Start of Provided data

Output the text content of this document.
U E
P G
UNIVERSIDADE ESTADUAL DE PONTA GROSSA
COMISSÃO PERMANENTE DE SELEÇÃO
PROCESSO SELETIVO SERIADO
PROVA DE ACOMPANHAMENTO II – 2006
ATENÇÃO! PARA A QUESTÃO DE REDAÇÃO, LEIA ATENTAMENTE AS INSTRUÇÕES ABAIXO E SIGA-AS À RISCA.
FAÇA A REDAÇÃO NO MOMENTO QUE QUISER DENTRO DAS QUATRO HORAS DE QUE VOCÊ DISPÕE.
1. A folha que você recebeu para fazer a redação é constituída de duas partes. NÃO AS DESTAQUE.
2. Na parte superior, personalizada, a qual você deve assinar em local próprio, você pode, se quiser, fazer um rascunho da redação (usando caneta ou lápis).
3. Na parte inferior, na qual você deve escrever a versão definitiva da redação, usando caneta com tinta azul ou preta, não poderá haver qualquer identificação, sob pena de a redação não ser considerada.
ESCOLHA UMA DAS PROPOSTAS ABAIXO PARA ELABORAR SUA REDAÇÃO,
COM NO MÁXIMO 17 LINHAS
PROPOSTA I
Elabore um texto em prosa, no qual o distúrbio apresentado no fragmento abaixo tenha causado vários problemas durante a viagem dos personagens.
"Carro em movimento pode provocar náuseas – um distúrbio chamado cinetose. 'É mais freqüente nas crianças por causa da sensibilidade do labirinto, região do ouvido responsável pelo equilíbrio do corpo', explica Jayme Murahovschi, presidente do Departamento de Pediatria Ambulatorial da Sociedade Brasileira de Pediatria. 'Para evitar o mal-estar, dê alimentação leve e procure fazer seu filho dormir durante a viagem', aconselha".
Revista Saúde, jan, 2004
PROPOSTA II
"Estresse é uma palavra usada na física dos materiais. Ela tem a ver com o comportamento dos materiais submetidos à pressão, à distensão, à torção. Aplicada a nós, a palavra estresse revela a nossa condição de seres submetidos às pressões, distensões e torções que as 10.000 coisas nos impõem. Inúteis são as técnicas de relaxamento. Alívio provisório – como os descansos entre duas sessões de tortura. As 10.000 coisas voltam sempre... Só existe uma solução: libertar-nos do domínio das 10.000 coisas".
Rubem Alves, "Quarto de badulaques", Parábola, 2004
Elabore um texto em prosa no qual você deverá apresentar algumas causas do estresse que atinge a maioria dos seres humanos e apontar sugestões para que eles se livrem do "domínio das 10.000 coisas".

End of Provided data

What you are asked to do:
Repeat the material above in full, keeping every word.

Worked answer:
Output the text content of this document.
U E
P G
UNIVERSIDADE ESTADUAL DE PONTA GROSSA
COMISSÃO PERMANENTE DE SELEÇÃO
PROCESSO SELETIVO SERIADO
PROVA DE ACOMPANHAMENTO II – 2006
ATENÇÃO! PARA A QUESTÃO DE REDAÇÃO, LEIA ATENTAMENTE AS INSTRUÇÕES ABAIXO E SIGA-AS À RISCA.
FAÇA A REDAÇÃO NO MOMENTO QUE QUISER DENTRO DAS QUATRO HORAS DE QUE VOCÊ DISPÕE.
1. A folha que você recebeu para fazer a redação é constituída de duas partes. NÃO AS DESTAQUE.
2. Na parte superior, personalizada, a qual você deve assinar em local próprio, você pode, se quiser, fazer um rascunho da redação (usando caneta ou lápis).
3. Na parte inferior, na qual você deve escrever a versão definitiva da redação, usando caneta com tinta azul ou preta, não poderá haver qualquer identificação, sob pena de a redação não ser considerada.
ESCOLHA UMA DAS PROPOSTAS ABAIXO PARA ELABORAR SUA REDAÇÃO,
COM NO MÁXIMO 17 LINHAS
PROPOSTA I
Elabore um texto em prosa, no qual o distúrbio apresentado no fragmento abaixo tenha causado vários problemas durante a viagem dos personagens.
"Carro em movimento pode provocar náuseas – um distúrbio chamado cinetose. 'É mais freqüente nas crianças por causa da sensibilidade do labirinto, região do ouvido responsável pelo equilíbrio do corpo', explica Jayme Murahovschi, presidente do Departamento de Pediatria Ambulatorial da Sociedade Brasileira de Pediatria. 'Para evitar o mal-estar, dê alimentação leve e procure fazer seu filho dormir durante a viagem', aconselha".
Revista Saúde, jan, 2004
PROPOSTA II
"Estresse é uma palavra usada na física dos materiais. Ela tem a ver com o comportamento dos materiais submetidos à pressão, à distensão, à torção. Aplicada a nós, a palavra estresse revela a nossa condição de seres submetidos às pressões, distensões e torções que as 10.000 coisas nos impõem. Inúteis são as técnicas de relaxamento. Alívio provisório – como os descansos entre duas sessões de tortura. As 10.000 coisas voltam sempre... Só existe uma solução: libertar-nos do domínio das 10.000 coisas".
Rubem Alves, "Quarto de badulaques", Parábola, 2004
Elabore um texto em prosa no qual você deverá apresentar algumas causas do estresse que atinge a maioria dos seres humanos e apontar sugestões para que eles se livrem do "domínio das 10.000 coisas".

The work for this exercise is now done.